[Extracted records]
━━━━

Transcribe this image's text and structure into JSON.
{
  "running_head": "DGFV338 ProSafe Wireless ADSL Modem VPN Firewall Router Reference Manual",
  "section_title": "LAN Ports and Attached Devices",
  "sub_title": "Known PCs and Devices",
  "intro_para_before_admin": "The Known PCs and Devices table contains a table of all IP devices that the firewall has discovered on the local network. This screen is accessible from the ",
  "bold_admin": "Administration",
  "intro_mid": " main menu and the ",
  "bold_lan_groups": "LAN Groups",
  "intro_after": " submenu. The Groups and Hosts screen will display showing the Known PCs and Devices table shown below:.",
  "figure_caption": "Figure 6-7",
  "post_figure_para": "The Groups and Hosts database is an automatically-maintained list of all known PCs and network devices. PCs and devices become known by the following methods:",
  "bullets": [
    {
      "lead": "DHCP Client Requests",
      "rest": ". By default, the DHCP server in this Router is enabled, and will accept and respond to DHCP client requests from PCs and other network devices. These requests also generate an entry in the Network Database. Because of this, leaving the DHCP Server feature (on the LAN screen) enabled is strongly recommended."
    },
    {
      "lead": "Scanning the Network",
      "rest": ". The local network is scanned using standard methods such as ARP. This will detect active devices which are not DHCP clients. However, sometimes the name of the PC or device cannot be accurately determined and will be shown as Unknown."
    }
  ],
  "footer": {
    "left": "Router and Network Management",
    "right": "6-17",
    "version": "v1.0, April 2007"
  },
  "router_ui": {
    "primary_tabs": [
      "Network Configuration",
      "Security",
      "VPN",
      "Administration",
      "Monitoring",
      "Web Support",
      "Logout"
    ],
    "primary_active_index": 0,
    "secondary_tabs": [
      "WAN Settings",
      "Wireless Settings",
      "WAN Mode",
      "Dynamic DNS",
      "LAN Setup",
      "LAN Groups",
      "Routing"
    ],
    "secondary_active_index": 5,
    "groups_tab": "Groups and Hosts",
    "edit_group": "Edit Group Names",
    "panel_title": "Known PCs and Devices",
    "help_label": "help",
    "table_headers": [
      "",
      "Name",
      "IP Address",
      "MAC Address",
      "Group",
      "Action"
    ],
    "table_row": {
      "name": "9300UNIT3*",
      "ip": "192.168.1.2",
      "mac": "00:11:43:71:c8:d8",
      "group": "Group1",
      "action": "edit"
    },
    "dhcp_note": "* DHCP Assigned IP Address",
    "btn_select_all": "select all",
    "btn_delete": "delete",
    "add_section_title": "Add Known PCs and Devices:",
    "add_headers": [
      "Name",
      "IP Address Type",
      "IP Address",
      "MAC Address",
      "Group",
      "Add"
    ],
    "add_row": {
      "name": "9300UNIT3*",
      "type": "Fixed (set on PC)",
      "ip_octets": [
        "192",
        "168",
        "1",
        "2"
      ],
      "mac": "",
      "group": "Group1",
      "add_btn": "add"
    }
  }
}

━━━━

### Job
Return each entry from the material above exactly as it appears.

### Written answer
Transcribe this image's text and structure into JSON.
{
  "running_head": "DGFV338 ProSafe Wireless ADSL Modem VPN Firewall Router Reference Manual",
  "section_title": "LAN Ports and Attached Devices",
  "sub_title": "Known PCs and Devices",
  "intro_para_before_admin": "The Known PCs and Devices table contains a table of all IP devices that the firewall has discovered on the local network. This screen is accessible from the ",
  "bold_admin": "Administration",
  "intro_mid": " main menu and the ",
  "bold_lan_groups": "LAN Groups",
  "intro_after": " submenu. The Groups and Hosts screen will display showing the Known PCs and Devices table shown below:.",
  "figure_caption": "Figure 6-7",
  "post_figure_para": "The Groups and Hosts database is an automatically-maintained list of all known PCs and network devices. PCs and devices become known by the following methods:",
  "bullets": [
    {
      "lead": "DHCP Client Requests",
      "rest": ". By default, the DHCP server in this Router is enabled, and will accept and respond to DHCP client requests from PCs and other network devices. These requests also generate an entry in the Network Database. Because of this, leaving the DHCP Server feature (on the LAN screen) enabled is strongly recommended."
    },
    {
      "lead": "Scanning the Network",
      "rest": ". The local network is scanned using standard methods such as ARP. This will detect active devices which are not DHCP clients. However, sometimes the name of the PC or device cannot be accurately determined and will be shown as Unknown."
    }
  ],
  "footer": {
    "left": "Router and Network Management",
    "right": "6-17",
    "version": "v1.0, April 2007"
  },
  "router_ui": {
    "primary_tabs": [
      "Network Configuration",
      "Security",
      "VPN",
      "Administration",
      "Monitoring",
      "Web Support",
      "Logout"
    ],
    "primary_active_index": 0,
    "secondary_tabs": [
      "WAN Settings",
      "Wireless Settings",
      "WAN Mode",
      "Dynamic DNS",
      "LAN Setup",
      "LAN Groups",
      "Routing"
    ],
    "secondary_active_index": 5,
    "groups_tab": "Groups and Hosts",
    "edit_group": "Edit Group Names",
    "panel_title": "Known PCs and Devices",
    "help_label": "help",
    "table_headers": [
      "",
      "Name",
      "IP Address",
      "MAC Address",
      "Group",
      "Action"
    ],
    "table_row": {
      "name": "9300UNIT3*",
      "ip": "192.168.1.2",
      "mac": "00:11:43:71:c8:d8",
      "group": "Group1",
      "action": "edit"
    },
    "dhcp_note": "* DHCP Assigned IP Address",
    "btn_select_all": "select all",
    "btn_delete": "delete",
    "add_section_title": "Add Known PCs and Devices:",
    "add_headers": [
      "Name",
      "IP Address Type",
      "IP Address",
      "MAC Address",
      "Group",
      "Add"
    ],
    "add_row": {
      "name": "9300UNIT3*",
      "type": "Fixed (set on PC)",
      "ip_octets": [
        "192",
        "168",
        "1",
        "2"
      ],
      "mac": "",
      "group": "Group1",
      "add_btn": "add"
    }
  }
}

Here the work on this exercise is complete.